### WHAT TO PRODUCE
Write out every record in full, exactly as written, please.

─── ROWS

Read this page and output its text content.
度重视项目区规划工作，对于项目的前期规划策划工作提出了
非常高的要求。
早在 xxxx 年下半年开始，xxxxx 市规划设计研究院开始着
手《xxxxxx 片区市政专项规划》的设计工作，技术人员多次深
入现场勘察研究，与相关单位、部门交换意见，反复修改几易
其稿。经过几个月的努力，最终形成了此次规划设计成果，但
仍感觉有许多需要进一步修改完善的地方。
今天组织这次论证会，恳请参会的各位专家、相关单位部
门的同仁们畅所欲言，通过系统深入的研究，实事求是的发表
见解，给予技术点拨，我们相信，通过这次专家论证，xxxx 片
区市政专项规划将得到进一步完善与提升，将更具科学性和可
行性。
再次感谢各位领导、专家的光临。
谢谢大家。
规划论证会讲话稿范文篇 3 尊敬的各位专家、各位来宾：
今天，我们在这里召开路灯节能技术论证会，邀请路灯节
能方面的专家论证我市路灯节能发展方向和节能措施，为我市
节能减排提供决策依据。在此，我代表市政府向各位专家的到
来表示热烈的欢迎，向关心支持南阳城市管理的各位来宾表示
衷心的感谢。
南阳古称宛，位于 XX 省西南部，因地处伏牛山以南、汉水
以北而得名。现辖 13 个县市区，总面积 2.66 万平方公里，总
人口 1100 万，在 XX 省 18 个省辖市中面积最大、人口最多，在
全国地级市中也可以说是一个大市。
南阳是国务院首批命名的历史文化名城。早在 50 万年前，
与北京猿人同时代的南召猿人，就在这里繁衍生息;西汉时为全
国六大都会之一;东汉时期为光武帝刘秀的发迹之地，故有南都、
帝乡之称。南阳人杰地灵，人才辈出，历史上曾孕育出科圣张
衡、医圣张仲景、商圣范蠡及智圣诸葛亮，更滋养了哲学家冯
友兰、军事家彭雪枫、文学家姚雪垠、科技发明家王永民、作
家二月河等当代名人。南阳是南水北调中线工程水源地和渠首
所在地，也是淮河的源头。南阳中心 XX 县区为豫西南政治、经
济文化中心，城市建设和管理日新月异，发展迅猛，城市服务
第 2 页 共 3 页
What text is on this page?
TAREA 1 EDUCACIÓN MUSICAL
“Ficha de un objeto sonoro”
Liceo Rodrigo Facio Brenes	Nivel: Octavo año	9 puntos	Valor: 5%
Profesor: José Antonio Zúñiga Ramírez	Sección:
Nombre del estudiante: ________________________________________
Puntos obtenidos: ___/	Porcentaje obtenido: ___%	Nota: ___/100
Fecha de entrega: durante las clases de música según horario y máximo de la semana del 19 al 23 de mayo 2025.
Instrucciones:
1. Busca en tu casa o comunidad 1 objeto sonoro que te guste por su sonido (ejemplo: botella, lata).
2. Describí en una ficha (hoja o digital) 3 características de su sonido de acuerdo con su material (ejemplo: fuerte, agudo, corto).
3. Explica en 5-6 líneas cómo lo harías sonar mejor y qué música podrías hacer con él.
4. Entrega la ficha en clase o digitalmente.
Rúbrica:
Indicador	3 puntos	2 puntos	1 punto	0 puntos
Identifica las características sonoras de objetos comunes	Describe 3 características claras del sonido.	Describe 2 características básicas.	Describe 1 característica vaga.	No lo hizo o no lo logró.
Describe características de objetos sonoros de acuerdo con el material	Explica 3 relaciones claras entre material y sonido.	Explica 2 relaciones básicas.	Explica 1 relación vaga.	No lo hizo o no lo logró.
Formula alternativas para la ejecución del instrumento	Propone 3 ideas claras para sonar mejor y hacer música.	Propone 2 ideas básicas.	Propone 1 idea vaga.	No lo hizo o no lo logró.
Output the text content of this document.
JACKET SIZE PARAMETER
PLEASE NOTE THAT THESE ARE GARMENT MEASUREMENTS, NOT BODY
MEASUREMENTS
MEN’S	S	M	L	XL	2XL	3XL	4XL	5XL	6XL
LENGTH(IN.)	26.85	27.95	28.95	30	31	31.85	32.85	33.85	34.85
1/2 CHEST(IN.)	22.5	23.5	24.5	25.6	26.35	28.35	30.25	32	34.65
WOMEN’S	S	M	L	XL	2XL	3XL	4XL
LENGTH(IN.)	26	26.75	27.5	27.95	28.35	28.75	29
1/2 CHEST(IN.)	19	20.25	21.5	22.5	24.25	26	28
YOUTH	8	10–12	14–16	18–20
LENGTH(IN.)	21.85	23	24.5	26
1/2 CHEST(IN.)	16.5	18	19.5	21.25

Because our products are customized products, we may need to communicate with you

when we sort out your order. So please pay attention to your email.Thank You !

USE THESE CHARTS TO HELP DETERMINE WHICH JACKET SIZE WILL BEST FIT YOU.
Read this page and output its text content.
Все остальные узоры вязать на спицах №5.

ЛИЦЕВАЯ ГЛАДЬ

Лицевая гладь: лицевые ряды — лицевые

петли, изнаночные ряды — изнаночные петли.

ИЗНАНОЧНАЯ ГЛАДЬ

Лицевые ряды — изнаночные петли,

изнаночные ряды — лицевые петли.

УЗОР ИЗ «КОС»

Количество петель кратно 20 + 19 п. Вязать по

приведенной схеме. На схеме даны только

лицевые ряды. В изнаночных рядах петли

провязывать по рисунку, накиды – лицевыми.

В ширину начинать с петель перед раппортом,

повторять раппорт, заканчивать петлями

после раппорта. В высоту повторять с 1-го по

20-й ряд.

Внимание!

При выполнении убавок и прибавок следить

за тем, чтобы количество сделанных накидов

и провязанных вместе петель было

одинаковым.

──────

### REPLY TO THE EXERCISE
Read this page and output its text content.
度重视项目区规划工作，对于项目的前期规划策划工作提出了
非常高的要求。
早在 xxxx 年下半年开始，xxxxx 市规划设计研究院开始着
手《xxxxxx 片区市政专项规划》的设计工作，技术人员多次深
入现场勘察研究，与相关单位、部门交换意见，反复修改几易
其稿。经过几个月的努力，最终形成了此次规划设计成果，但
仍感觉有许多需要进一步修改完善的地方。
今天组织这次论证会，恳请参会的各位专家、相关单位部
门的同仁们畅所欲言，通过系统深入的研究，实事求是的发表
见解，给予技术点拨，我们相信，通过这次专家论证，xxxx 片
区市政专项规划将得到进一步完善与提升，将更具科学性和可
行性。
再次感谢各位领导、专家的光临。
谢谢大家。
规划论证会讲话稿范文篇 3 尊敬的各位专家、各位来宾：
今天，我们在这里召开路灯节能技术论证会，邀请路灯节
能方面的专家论证我市路灯节能发展方向和节能措施，为我市
节能减排提供决策依据。在此，我代表市政府向各位专家的到
来表示热烈的欢迎，向关心支持南阳城市管理的各位来宾表示
衷心的感谢。
南阳古称宛，位于 XX 省西南部，因地处伏牛山以南、汉水
以北而得名。现辖 13 个县市区，总面积 2.66 万平方公里，总
人口 1100 万，在 XX 省 18 个省辖市中面积最大、人口最多，在
全国地级市中也可以说是一个大市。
南阳是国务院首批命名的历史文化名城。早在 50 万年前，
与北京猿人同时代的南召猿人，就在这里繁衍生息;西汉时为全
国六大都会之一;东汉时期为光武帝刘秀的发迹之地，故有南都、
帝乡之称。南阳人杰地灵，人才辈出，历史上曾孕育出科圣张
衡、医圣张仲景、商圣范蠡及智圣诸葛亮，更滋养了哲学家冯
友兰、军事家彭雪枫、文学家姚雪垠、科技发明家王永民、作
家二月河等当代名人。南阳是南水北调中线工程水源地和渠首
所在地，也是淮河的源头。南阳中心 XX 县区为豫西南政治、经
济文化中心，城市建设和管理日新月异，发展迅猛，城市服务
第 2 页 共 3 页
What text is on this page?
TAREA 1 EDUCACIÓN MUSICAL
“Ficha de un objeto sonoro”
Liceo Rodrigo Facio Brenes	Nivel: Octavo año	9 puntos	Valor: 5%
Profesor: José Antonio Zúñiga Ramírez	Sección:
Nombre del estudiante: ________________________________________
Puntos obtenidos: ___/	Porcentaje obtenido: ___%	Nota: ___/100
Fecha de entrega: durante las clases de música según horario y máximo de la semana del 19 al 23 de mayo 2025.
Instrucciones:
1. Busca en tu casa o comunidad 1 objeto sonoro que te guste por su sonido (ejemplo: botella, lata).
2. Describí en una ficha (hoja o digital) 3 características de su sonido de acuerdo con su material (ejemplo: fuerte, agudo, corto).
3. Explica en 5-6 líneas cómo lo harías sonar mejor y qué música podrías hacer con él.
4. Entrega la ficha en clase o digitalmente.
Rúbrica:
Indicador	3 puntos	2 puntos	1 punto	0 puntos
Identifica las características sonoras de objetos comunes	Describe 3 características claras del sonido.	Describe 2 características básicas.	Describe 1 característica vaga.	No lo hizo o no lo logró.
Describe características de objetos sonoros de acuerdo con el material	Explica 3 relaciones claras entre material y sonido.	Explica 2 relaciones básicas.	Explica 1 relación vaga.	No lo hizo o no lo logró.
Formula alternativas para la ejecución del instrumento	Propone 3 ideas claras para sonar mejor y hacer música.	Propone 2 ideas básicas.	Propone 1 idea vaga.	No lo hizo o no lo logró.
Output the text content of this document.
JACKET SIZE PARAMETER
PLEASE NOTE THAT THESE ARE GARMENT MEASUREMENTS, NOT BODY
MEASUREMENTS
MEN’S	S	M	L	XL	2XL	3XL	4XL	5XL	6XL
LENGTH(IN.)	26.85	27.95	28.95	30	31	31.85	32.85	33.85	34.85
1/2 CHEST(IN.)	22.5	23.5	24.5	25.6	26.35	28.35	30.25	32	34.65
WOMEN’S	S	M	L	XL	2XL	3XL	4XL
LENGTH(IN.)	26	26.75	27.5	27.95	28.35	28.75	29
1/2 CHEST(IN.)	19	20.25	21.5	22.5	24.25	26	28
YOUTH	8	10–12	14–16	18–20
LENGTH(IN.)	21.85	23	24.5	26
1/2 CHEST(IN.)	16.5	18	19.5	21.25

Because our products are customized products, we may need to communicate with you

when we sort out your order. So please pay attention to your email.Thank You !

USE THESE CHARTS TO HELP DETERMINE WHICH JACKET SIZE WILL BEST FIT YOU.
Read this page and output its text content.
Все остальные узоры вязать на спицах №5.

ЛИЦЕВАЯ ГЛАДЬ

Лицевая гладь: лицевые ряды — лицевые

петли, изнаночные ряды — изнаночные петли.

ИЗНАНОЧНАЯ ГЛАДЬ

Лицевые ряды — изнаночные петли,

изнаночные ряды — лицевые петли.

УЗОР ИЗ «КОС»

Количество петель кратно 20 + 19 п. Вязать по

приведенной схеме. На схеме даны только

лицевые ряды. В изнаночных рядах петли

провязывать по рисунку, накиды – лицевыми.

В ширину начинать с петель перед раппортом,

повторять раппорт, заканчивать петлями

после раппорта. В высоту повторять с 1-го по

20-й ряд.

Внимание!

При выполнении убавок и прибавок следить

за тем, чтобы количество сделанных накидов

и провязанных вместе петель было

одинаковым.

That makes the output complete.